Figure dataset records
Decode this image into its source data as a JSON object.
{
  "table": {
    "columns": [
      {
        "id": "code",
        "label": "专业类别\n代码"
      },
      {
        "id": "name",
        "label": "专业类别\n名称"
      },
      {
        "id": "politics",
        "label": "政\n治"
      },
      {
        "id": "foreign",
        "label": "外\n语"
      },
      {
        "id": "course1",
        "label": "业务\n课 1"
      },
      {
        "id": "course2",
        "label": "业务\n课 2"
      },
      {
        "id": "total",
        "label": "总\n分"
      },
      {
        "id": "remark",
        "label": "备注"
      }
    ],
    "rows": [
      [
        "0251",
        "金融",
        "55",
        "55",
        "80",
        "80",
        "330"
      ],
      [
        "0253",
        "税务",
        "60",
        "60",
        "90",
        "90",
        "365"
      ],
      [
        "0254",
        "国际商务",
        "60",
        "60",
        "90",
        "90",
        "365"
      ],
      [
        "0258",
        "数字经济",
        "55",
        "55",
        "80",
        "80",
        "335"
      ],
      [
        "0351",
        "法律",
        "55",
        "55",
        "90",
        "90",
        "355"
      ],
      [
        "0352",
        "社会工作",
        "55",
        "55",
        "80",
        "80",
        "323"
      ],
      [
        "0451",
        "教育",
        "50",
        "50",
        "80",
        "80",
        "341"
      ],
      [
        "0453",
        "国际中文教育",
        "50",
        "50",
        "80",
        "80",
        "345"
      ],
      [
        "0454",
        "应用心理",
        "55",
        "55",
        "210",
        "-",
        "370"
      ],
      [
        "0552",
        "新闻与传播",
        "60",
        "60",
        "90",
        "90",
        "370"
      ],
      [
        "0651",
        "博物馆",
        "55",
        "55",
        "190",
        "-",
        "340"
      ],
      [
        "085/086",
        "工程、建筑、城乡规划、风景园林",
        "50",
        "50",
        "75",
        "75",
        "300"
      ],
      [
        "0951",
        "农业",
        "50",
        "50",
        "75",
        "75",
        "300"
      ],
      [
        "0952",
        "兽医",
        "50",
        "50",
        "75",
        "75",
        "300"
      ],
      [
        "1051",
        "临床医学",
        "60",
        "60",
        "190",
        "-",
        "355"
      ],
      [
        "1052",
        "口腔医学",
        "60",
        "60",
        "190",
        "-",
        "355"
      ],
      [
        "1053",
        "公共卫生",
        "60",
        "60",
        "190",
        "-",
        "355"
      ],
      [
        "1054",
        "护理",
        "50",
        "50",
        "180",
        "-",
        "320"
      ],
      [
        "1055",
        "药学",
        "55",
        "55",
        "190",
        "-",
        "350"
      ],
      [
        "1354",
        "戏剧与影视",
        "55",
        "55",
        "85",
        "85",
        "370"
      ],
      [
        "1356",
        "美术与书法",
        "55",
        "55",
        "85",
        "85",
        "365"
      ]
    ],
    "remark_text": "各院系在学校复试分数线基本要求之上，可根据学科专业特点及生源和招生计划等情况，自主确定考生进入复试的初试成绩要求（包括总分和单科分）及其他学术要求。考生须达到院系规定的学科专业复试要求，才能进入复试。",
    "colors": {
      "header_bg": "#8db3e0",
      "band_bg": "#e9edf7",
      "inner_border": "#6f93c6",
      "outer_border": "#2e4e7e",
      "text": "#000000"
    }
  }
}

- **Work to do**
The listing above should be transcribed in full, exactly as written.

- **Complete response**
Decode this image into its source data as a JSON object.
{
  "table": {
    "columns": [
      {
        "id": "code",
        "label": "专业类别\n代码"
      },
      {
        "id": "name",
        "label": "专业类别\n名称"
      },
      {
        "id": "politics",
        "label": "政\n治"
      },
      {
        "id": "foreign",
        "label": "外\n语"
      },
      {
        "id": "course1",
        "label": "业务\n课 1"
      },
      {
        "id": "course2",
        "label": "业务\n课 2"
      },
      {
        "id": "total",
        "label": "总\n分"
      },
      {
        "id": "remark",
        "label": "备注"
      }
    ],
    "rows": [
      [
        "0251",
        "金融",
        "55",
        "55",
        "80",
        "80",
        "330"
      ],
      [
        "0253",
        "税务",
        "60",
        "60",
        "90",
        "90",
        "365"
      ],
      [
        "0254",
        "国际商务",
        "60",
        "60",
        "90",
        "90",
        "365"
      ],
      [
        "0258",
        "数字经济",
        "55",
        "55",
        "80",
        "80",
        "335"
      ],
      [
        "0351",
        "法律",
        "55",
        "55",
        "90",
        "90",
        "355"
      ],
      [
        "0352",
        "社会工作",
        "55",
        "55",
        "80",
        "80",
        "323"
      ],
      [
        "0451",
        "教育",
        "50",
        "50",
        "80",
        "80",
        "341"
      ],
      [
        "0453",
        "国际中文教育",
        "50",
        "50",
        "80",
        "80",
        "345"
      ],
      [
        "0454",
        "应用心理",
        "55",
        "55",
        "210",
        "-",
        "370"
      ],
      [
        "0552",
        "新闻与传播",
        "60",
        "60",
        "90",
        "90",
        "370"
      ],
      [
        "0651",
        "博物馆",
        "55",
        "55",
        "190",
        "-",
        "340"
      ],
      [
        "085/086",
        "工程、建筑、城乡规划、风景园林",
        "50",
        "50",
        "75",
        "75",
        "300"
      ],
      [
        "0951",
        "农业",
        "50",
        "50",
        "75",
        "75",
        "300"
      ],
      [
        "0952",
        "兽医",
        "50",
        "50",
        "75",
        "75",
        "300"
      ],
      [
        "1051",
        "临床医学",
        "60",
        "60",
        "190",
        "-",
        "355"
      ],
      [
        "1052",
        "口腔医学",
        "60",
        "60",
        "190",
        "-",
        "355"
      ],
      [
        "1053",
        "公共卫生",
        "60",
        "60",
        "190",
        "-",
        "355"
      ],
      [
        "1054",
        "护理",
        "50",
        "50",
        "180",
        "-",
        "320"
      ],
      [
        "1055",
        "药学",
        "55",
        "55",
        "190",
        "-",
        "350"
      ],
      [
        "1354",
        "戏剧与影视",
        "55",
        "55",
        "85",
        "85",
        "370"
      ],
      [
        "1356",
        "美术与书法",
        "55",
        "55",
        "85",
        "85",
        "365"
      ]
    ],
    "remark_text": "各院系在学校复试分数线基本要求之上，可根据学科专业特点及生源和招生计划等情况，自主确定考生进入复试的初试成绩要求（包括总分和单科分）及其他学术要求。考生须达到院系规定的学科专业复试要求，才能进入复试。",
    "colors": {
      "header_bg": "#8db3e0",
      "band_bg": "#e9edf7",
      "inner_border": "#6f93c6",
      "outer_border": "#2e4e7e",
      "text": "#000000"
    }
  }
}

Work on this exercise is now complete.